▶ [Aim of the task]:
In the entries that follow, how many lines hold the string "grid"? Give only that number.

▶ [Material for this task]:
━━━━

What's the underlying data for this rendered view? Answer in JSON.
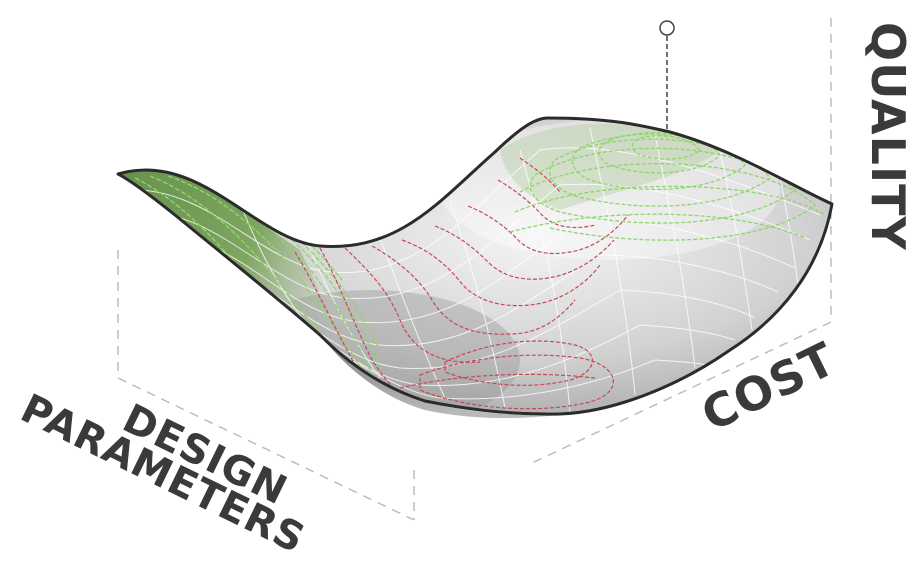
{
  "diagram": {
    "axes": {
      "quality": "QUALITY",
      "cost": "COST",
      "design_line1": "DESIGN",
      "design_line2": "PARAMETERS"
    },
    "colors": {
      "surface_light": "#f2f2f2",
      "surface_mid": "#c4c4c4",
      "surface_dark": "#9a9a9a",
      "green_region": "#6e9a4e",
      "green_contour": "#8fd66a",
      "red_contour": "#c44a55",
      "outline": "#2b2b2b",
      "axis_text": "#3a3a3a",
      "dashed_line": "#bdbdbd",
      "marker_line": "#444444"
    }
  }
}
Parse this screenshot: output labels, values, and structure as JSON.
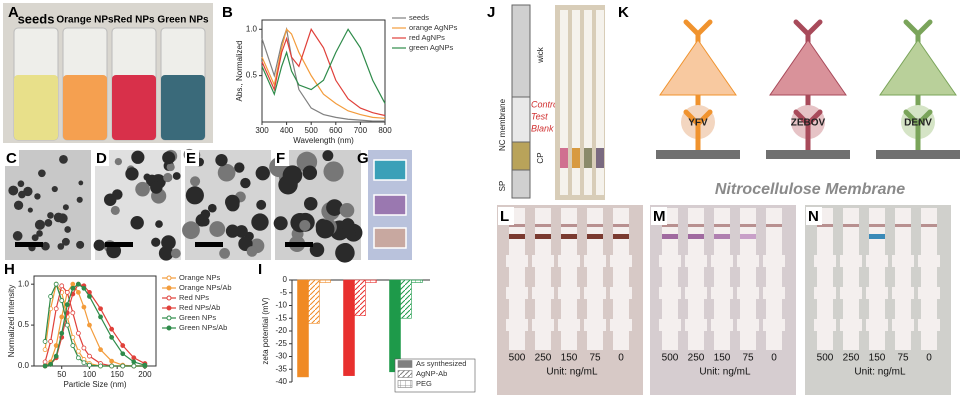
{
  "panel_labels": {
    "A": "A",
    "B": "B",
    "H": "H",
    "I": "I",
    "J": "J",
    "K": "K"
  },
  "vials": [
    "seeds",
    "Orange NPs",
    "Red NPs",
    "Green NPs"
  ],
  "tem_panels": [
    "C",
    "D",
    "E",
    "F",
    "G"
  ],
  "chart_data": [
    {
      "type": "line",
      "x_label": "Wavelength (nm)",
      "y_label": "Abs., Normalized",
      "legend": "right",
      "x": [
        300,
        350,
        380,
        400,
        420,
        450,
        500,
        550,
        600,
        650,
        700,
        750,
        800
      ],
      "xlim": [
        300,
        800
      ],
      "xticks": [
        300,
        400,
        500,
        600,
        700,
        800
      ],
      "ylim": [
        0,
        1.1
      ],
      "yticks": [
        0.5,
        {
          "value": 1,
          "label": "1.0"
        }
      ],
      "series": [
        {
          "name": "seeds",
          "color": "#808080",
          "values": [
            0.9,
            0.5,
            0.85,
            1.0,
            0.7,
            0.35,
            0.15,
            0.08,
            0.05,
            0.03,
            0.02,
            0.01,
            0.01
          ]
        },
        {
          "name": "orange AgNPs",
          "color": "#f39c3c",
          "values": [
            0.7,
            0.4,
            0.8,
            1.0,
            0.95,
            0.75,
            0.5,
            0.3,
            0.2,
            0.12,
            0.08,
            0.05,
            0.04
          ]
        },
        {
          "name": "red AgNPs",
          "color": "#e0403a",
          "values": [
            0.65,
            0.35,
            0.75,
            0.9,
            0.7,
            0.6,
            1.0,
            0.8,
            0.45,
            0.25,
            0.15,
            0.1,
            0.07
          ]
        },
        {
          "name": "green AgNPs",
          "color": "#2e8b4a",
          "values": [
            0.6,
            0.3,
            0.6,
            0.75,
            0.55,
            0.4,
            0.35,
            0.45,
            0.75,
            1.0,
            0.8,
            0.45,
            0.2
          ]
        }
      ]
    },
    {
      "type": "line",
      "x_label": "Particle Size (nm)",
      "y_label": "Normalized Intensity",
      "legend": "right",
      "x": [
        20,
        30,
        40,
        50,
        60,
        70,
        80,
        90,
        100,
        120,
        140,
        160,
        180,
        200
      ],
      "xlim": [
        0,
        220
      ],
      "xticks": [
        50,
        100,
        150,
        200
      ],
      "ylim": [
        0,
        1.1
      ],
      "yticks": [
        {
          "value": 0,
          "label": "0.0"
        },
        0.5,
        {
          "value": 1,
          "label": "1.0"
        }
      ],
      "series": [
        {
          "name": "Orange NPs",
          "color": "#f39c3c",
          "marker": "open",
          "values": [
            0.2,
            0.7,
            1.0,
            0.9,
            0.6,
            0.35,
            0.18,
            0.08,
            0.03,
            0,
            0,
            0,
            0,
            0
          ]
        },
        {
          "name": "Orange NPs/Ab",
          "color": "#f39c3c",
          "marker": "filled",
          "values": [
            0,
            0.05,
            0.25,
            0.6,
            0.9,
            1.0,
            0.9,
            0.72,
            0.5,
            0.2,
            0.06,
            0.01,
            0,
            0
          ]
        },
        {
          "name": "Red NPs",
          "color": "#e0403a",
          "marker": "open",
          "values": [
            0.05,
            0.3,
            0.7,
            0.98,
            0.9,
            0.65,
            0.4,
            0.22,
            0.12,
            0.03,
            0,
            0,
            0,
            0
          ]
        },
        {
          "name": "Red NPs/Ab",
          "color": "#e0403a",
          "marker": "filled",
          "values": [
            0,
            0.02,
            0.1,
            0.35,
            0.65,
            0.88,
            1.0,
            0.98,
            0.9,
            0.7,
            0.45,
            0.25,
            0.1,
            0.03
          ]
        },
        {
          "name": "Green NPs",
          "color": "#2e8b4a",
          "marker": "open",
          "values": [
            0.3,
            0.85,
            1.0,
            0.8,
            0.5,
            0.25,
            0.1,
            0.04,
            0.01,
            0,
            0,
            0,
            0,
            0
          ]
        },
        {
          "name": "Green NPs/Ab",
          "color": "#2e8b4a",
          "marker": "filled",
          "values": [
            0,
            0.02,
            0.12,
            0.4,
            0.75,
            0.95,
            1.0,
            0.95,
            0.85,
            0.6,
            0.35,
            0.15,
            0.05,
            0.01
          ]
        }
      ]
    },
    {
      "type": "bar",
      "y_label": "zeta potential (mV)",
      "legend": "lower right",
      "ylim": [
        -40,
        0
      ],
      "yticks": [
        0,
        -5,
        -10,
        -15,
        -20,
        -25,
        -30,
        -35,
        -40
      ],
      "group_colors": [
        "#f08a24",
        "#e8302e",
        "#1e9a4a"
      ],
      "series": [
        {
          "name": "As synthesized",
          "color": "#808080",
          "pattern": "solid",
          "values": [
            -38,
            -37.5,
            -36
          ]
        },
        {
          "name": "AgNP-Ab",
          "color": "#808080",
          "pattern": "hatch",
          "values": [
            -17,
            -14,
            -15
          ]
        },
        {
          "name": "PEG",
          "color": "#808080",
          "pattern": "grid",
          "values": [
            -1,
            -1,
            -1
          ]
        }
      ]
    }
  ],
  "strip_schematic": {
    "wick": "wick",
    "membrane": "NC membrane",
    "control": "Control",
    "test": "Test",
    "blank": "Blank",
    "cp": "CP",
    "sp": "SP"
  },
  "antigens": [
    "YFV",
    "ZEBOV",
    "DENV"
  ],
  "membrane_title": "Nitrocellulose Membrane",
  "strip_panels": [
    {
      "label": "L",
      "concentrations": [
        500,
        250,
        150,
        75,
        0
      ],
      "unit": "Unit: ng/mL"
    },
    {
      "label": "M",
      "concentrations": [
        500,
        250,
        150,
        75,
        0
      ],
      "unit": "Unit: ng/mL"
    },
    {
      "label": "N",
      "concentrations": [
        500,
        250,
        150,
        75,
        0
      ],
      "unit": "Unit: ng/mL"
    }
  ]
}
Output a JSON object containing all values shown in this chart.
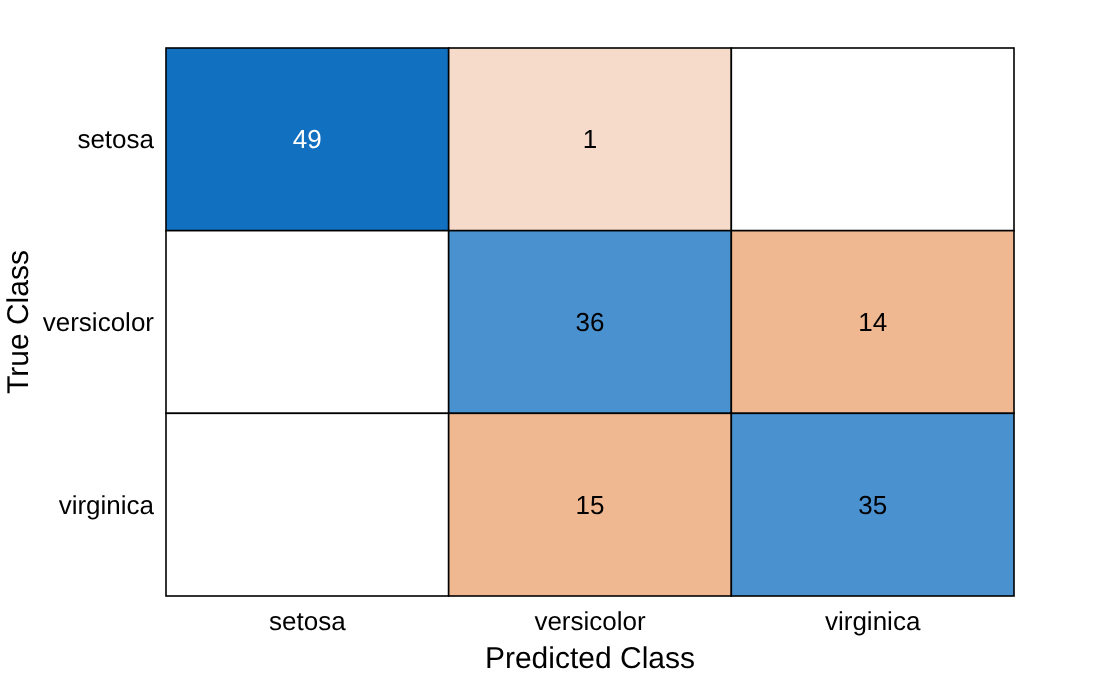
{
  "chart_data": {
    "type": "heatmap",
    "xlabel": "Predicted Class",
    "ylabel": "True Class",
    "categories": [
      "setosa",
      "versicolor",
      "virginica"
    ],
    "y_categories": [
      "setosa",
      "versicolor",
      "virginica"
    ],
    "cells": [
      [
        49,
        1,
        null
      ],
      [
        null,
        36,
        14
      ],
      [
        null,
        15,
        35
      ]
    ],
    "colors": [
      [
        "#1170c0",
        "#f7dbca",
        null
      ],
      [
        null,
        "#4a91d0",
        "#f0b890"
      ],
      [
        null,
        "#f0b890",
        "#4a91d0"
      ]
    ],
    "data_labels": true
  }
}
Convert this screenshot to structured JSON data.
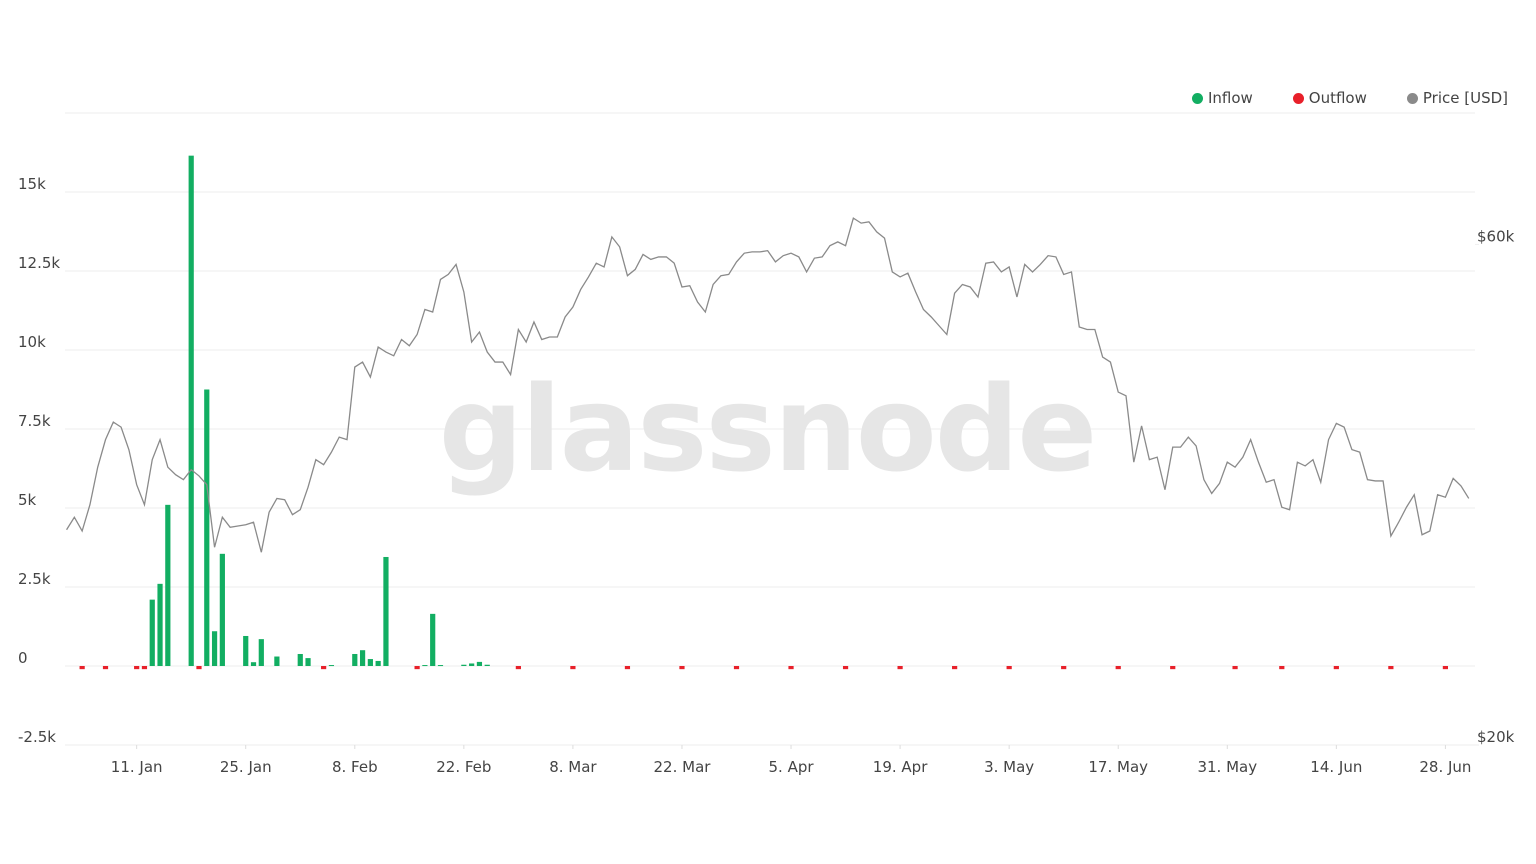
{
  "chart_data": {
    "type": "bar",
    "watermark": "glassnode",
    "xlim": [
      1.8,
      182.8
    ],
    "xticks": [
      {
        "value": 11,
        "label": "11. Jan"
      },
      {
        "value": 25,
        "label": "25. Jan"
      },
      {
        "value": 39,
        "label": "8. Feb"
      },
      {
        "value": 53,
        "label": "22. Feb"
      },
      {
        "value": 67,
        "label": "8. Mar"
      },
      {
        "value": 81,
        "label": "22. Mar"
      },
      {
        "value": 95,
        "label": "5. Apr"
      },
      {
        "value": 109,
        "label": "19. Apr"
      },
      {
        "value": 123,
        "label": "3. May"
      },
      {
        "value": 137,
        "label": "17. May"
      },
      {
        "value": 151,
        "label": "31. May"
      },
      {
        "value": 165,
        "label": "14. Jun"
      },
      {
        "value": 179,
        "label": "28. Jun"
      }
    ],
    "ylim": [
      -2500,
      17500
    ],
    "yticks": [
      {
        "value": -2500,
        "label": "-2.5k"
      },
      0,
      {
        "value": 2500,
        "label": "2.5k"
      },
      {
        "value": 5000,
        "label": "5k"
      },
      {
        "value": 7500,
        "label": "7.5k"
      },
      {
        "value": 10000,
        "label": "10k"
      },
      {
        "value": 12500,
        "label": "12.5k"
      },
      {
        "value": 15000,
        "label": "15k"
      }
    ],
    "y2lim": [
      20000,
      70500
    ],
    "y2ticks": [
      {
        "value": 20000,
        "label": "$20k"
      },
      {
        "value": 60000,
        "label": "$60k"
      }
    ],
    "grid": true,
    "legend": "top-right",
    "series": [
      {
        "name": "Inflow",
        "color": "#12ae62",
        "x": [
          13,
          14,
          15,
          18,
          20,
          21,
          22,
          25,
          26,
          27,
          29,
          32,
          33,
          36,
          39,
          40,
          41,
          42,
          43,
          48,
          49,
          50,
          53,
          54,
          55,
          56
        ],
        "values": [
          2100,
          2600,
          5100,
          16150,
          8750,
          1100,
          3550,
          950,
          120,
          850,
          300,
          380,
          250,
          30,
          380,
          500,
          220,
          160,
          3450,
          30,
          1650,
          30,
          40,
          80,
          130,
          40
        ]
      },
      {
        "name": "Outflow",
        "color": "#e8202a",
        "x": [
          4,
          7,
          11,
          12,
          19,
          35,
          47,
          60,
          67,
          74,
          81,
          88,
          95,
          102,
          109,
          116,
          123,
          130,
          137,
          144,
          152,
          158,
          165,
          172,
          179
        ],
        "values": [
          -100,
          -100,
          -100,
          -100,
          -100,
          -100,
          -100,
          -100,
          -100,
          -100,
          -100,
          -100,
          -100,
          -100,
          -100,
          -100,
          -100,
          -100,
          -100,
          -100,
          -100,
          -100,
          -100,
          -100,
          -100
        ]
      },
      {
        "name": "Price [USD]",
        "color": "#8a8a8a",
        "type": "line",
        "axis": "y2",
        "x": [
          2,
          3,
          4,
          5,
          6,
          7,
          8,
          9,
          10,
          11,
          12,
          13,
          14,
          15,
          16,
          17,
          18,
          19,
          20,
          21,
          22,
          23,
          24,
          25,
          26,
          27,
          28,
          29,
          30,
          31,
          32,
          33,
          34,
          35,
          36,
          37,
          38,
          39,
          40,
          41,
          42,
          43,
          44,
          45,
          46,
          47,
          48,
          49,
          50,
          51,
          52,
          53,
          54,
          55,
          56,
          57,
          58,
          59,
          60,
          61,
          62,
          63,
          64,
          65,
          66,
          67,
          68,
          69,
          70,
          71,
          72,
          73,
          74,
          75,
          76,
          77,
          78,
          79,
          80,
          81,
          82,
          83,
          84,
          85,
          86,
          87,
          88,
          89,
          90,
          91,
          92,
          93,
          94,
          95,
          96,
          97,
          98,
          99,
          100,
          101,
          102,
          103,
          104,
          105,
          106,
          107,
          108,
          109,
          110,
          111,
          112,
          113,
          114,
          115,
          116,
          117,
          118,
          119,
          120,
          121,
          122,
          123,
          124,
          125,
          126,
          127,
          128,
          129,
          130,
          131,
          132,
          133,
          134,
          135,
          136,
          137,
          138,
          139,
          140,
          141,
          142,
          143,
          144,
          145,
          146,
          147,
          148,
          149,
          150,
          151,
          152,
          153,
          154,
          155,
          156,
          157,
          158,
          159,
          160,
          161,
          162,
          163,
          164,
          165,
          166,
          167,
          168,
          169,
          170,
          171,
          172,
          173,
          174,
          175,
          176,
          177,
          178,
          179,
          180,
          181,
          182
        ],
        "values": [
          37200,
          38200,
          37100,
          39200,
          42200,
          44400,
          45800,
          45400,
          43600,
          40800,
          39200,
          42800,
          44400,
          42200,
          41600,
          41200,
          42000,
          41500,
          40800,
          35800,
          38200,
          37400,
          37500,
          37600,
          37800,
          35400,
          38600,
          39700,
          39600,
          38400,
          38800,
          40600,
          42800,
          42400,
          43400,
          44600,
          44400,
          50200,
          50600,
          49400,
          51800,
          51400,
          51100,
          52400,
          51900,
          52800,
          54800,
          54600,
          57200,
          57600,
          58400,
          56200,
          52200,
          53000,
          51400,
          50600,
          50600,
          49600,
          53200,
          52200,
          53800,
          52400,
          52600,
          52600,
          54200,
          55000,
          56400,
          57400,
          58500,
          58200,
          60600,
          59800,
          57500,
          58000,
          59200,
          58800,
          59000,
          59000,
          58500,
          56600,
          56700,
          55400,
          54600,
          56800,
          57500,
          57600,
          58600,
          59300,
          59400,
          59400,
          59500,
          58600,
          59100,
          59300,
          59000,
          57800,
          58900,
          59000,
          59900,
          60200,
          59900,
          62100,
          61700,
          61800,
          61000,
          60500,
          57800,
          57400,
          57700,
          56200,
          54800,
          54200,
          53500,
          52800,
          56100,
          56800,
          56600,
          55800,
          58500,
          58600,
          57800,
          58200,
          55800,
          58400,
          57800,
          58400,
          59100,
          59000,
          57600,
          57800,
          53400,
          53200,
          53200,
          51000,
          50600,
          48200,
          47900,
          42600,
          45500,
          42800,
          43000,
          40400,
          43800,
          43800,
          44600,
          43900,
          41200,
          40100,
          40900,
          42600,
          42200,
          43000,
          44400,
          42600,
          41000,
          41200,
          39000,
          38800,
          42600,
          42300,
          42800,
          41000,
          44400,
          45700,
          45400,
          43600,
          43400,
          41200,
          41100,
          41100,
          36700,
          37800,
          39000,
          40000,
          36800,
          37100,
          40000,
          39800,
          41300,
          40700,
          39700
        ]
      }
    ]
  }
}
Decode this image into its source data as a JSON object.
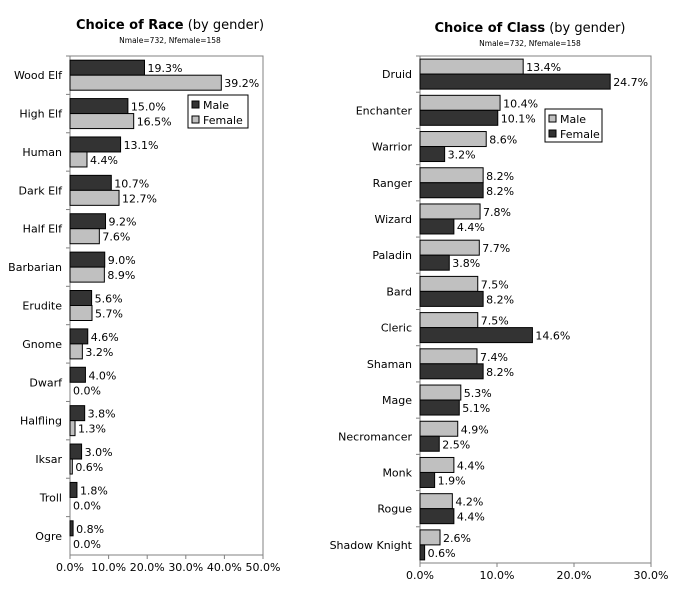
{
  "chart_data": [
    {
      "type": "bar",
      "orientation": "horizontal",
      "title": "Choice of Race",
      "title_suffix": "(by gender)",
      "subtitle": "Nmale=732, Nfemale=158",
      "categories": [
        "Wood Elf",
        "High Elf",
        "Human",
        "Dark Elf",
        "Half Elf",
        "Barbarian",
        "Erudite",
        "Gnome",
        "Dwarf",
        "Halfling",
        "Iksar",
        "Troll",
        "Ogre"
      ],
      "series": [
        {
          "name": "Male",
          "color": "#333333",
          "values": [
            19.3,
            15.0,
            13.1,
            10.7,
            9.2,
            9.0,
            5.6,
            4.6,
            4.0,
            3.8,
            3.0,
            1.8,
            0.8
          ]
        },
        {
          "name": "Female",
          "color": "#c0c0c0",
          "values": [
            39.2,
            16.5,
            4.4,
            12.7,
            7.6,
            8.9,
            5.7,
            3.2,
            0.0,
            1.3,
            0.6,
            0.0,
            0.0
          ]
        }
      ],
      "xlim": [
        0,
        50
      ],
      "xticks": [
        "0.0%",
        "10.0%",
        "20.0%",
        "30.0%",
        "40.0%",
        "50.0%"
      ],
      "legend": "top-right",
      "grid": false
    },
    {
      "type": "bar",
      "orientation": "horizontal",
      "title": "Choice of Class",
      "title_suffix": "(by gender)",
      "subtitle": "Nmale=732, Nfemale=158",
      "categories": [
        "Druid",
        "Enchanter",
        "Warrior",
        "Ranger",
        "Wizard",
        "Paladin",
        "Bard",
        "Cleric",
        "Shaman",
        "Mage",
        "Necromancer",
        "Monk",
        "Rogue",
        "Shadow Knight"
      ],
      "series": [
        {
          "name": "Male",
          "color": "#c0c0c0",
          "values": [
            13.4,
            10.4,
            8.6,
            8.2,
            7.8,
            7.7,
            7.5,
            7.5,
            7.4,
            5.3,
            4.9,
            4.4,
            4.2,
            2.6
          ]
        },
        {
          "name": "Female",
          "color": "#333333",
          "values": [
            24.7,
            10.1,
            3.2,
            8.2,
            4.4,
            3.8,
            8.2,
            14.6,
            8.2,
            5.1,
            2.5,
            1.9,
            4.4,
            0.6
          ]
        }
      ],
      "xlim": [
        0,
        30
      ],
      "xticks": [
        "0.0%",
        "10.0%",
        "20.0%",
        "30.0%"
      ],
      "legend": "top-right",
      "grid": false
    }
  ]
}
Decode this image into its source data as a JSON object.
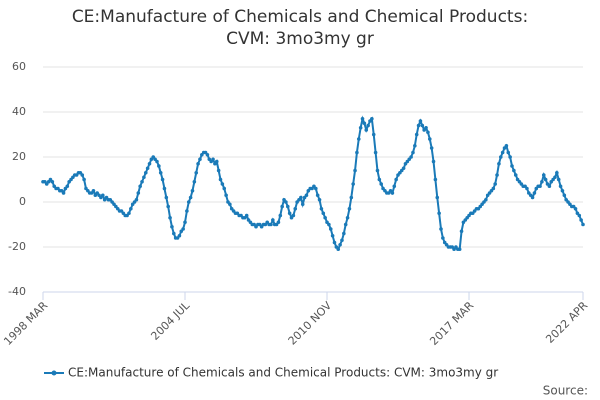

━━━━

▶ [Task answer]:
4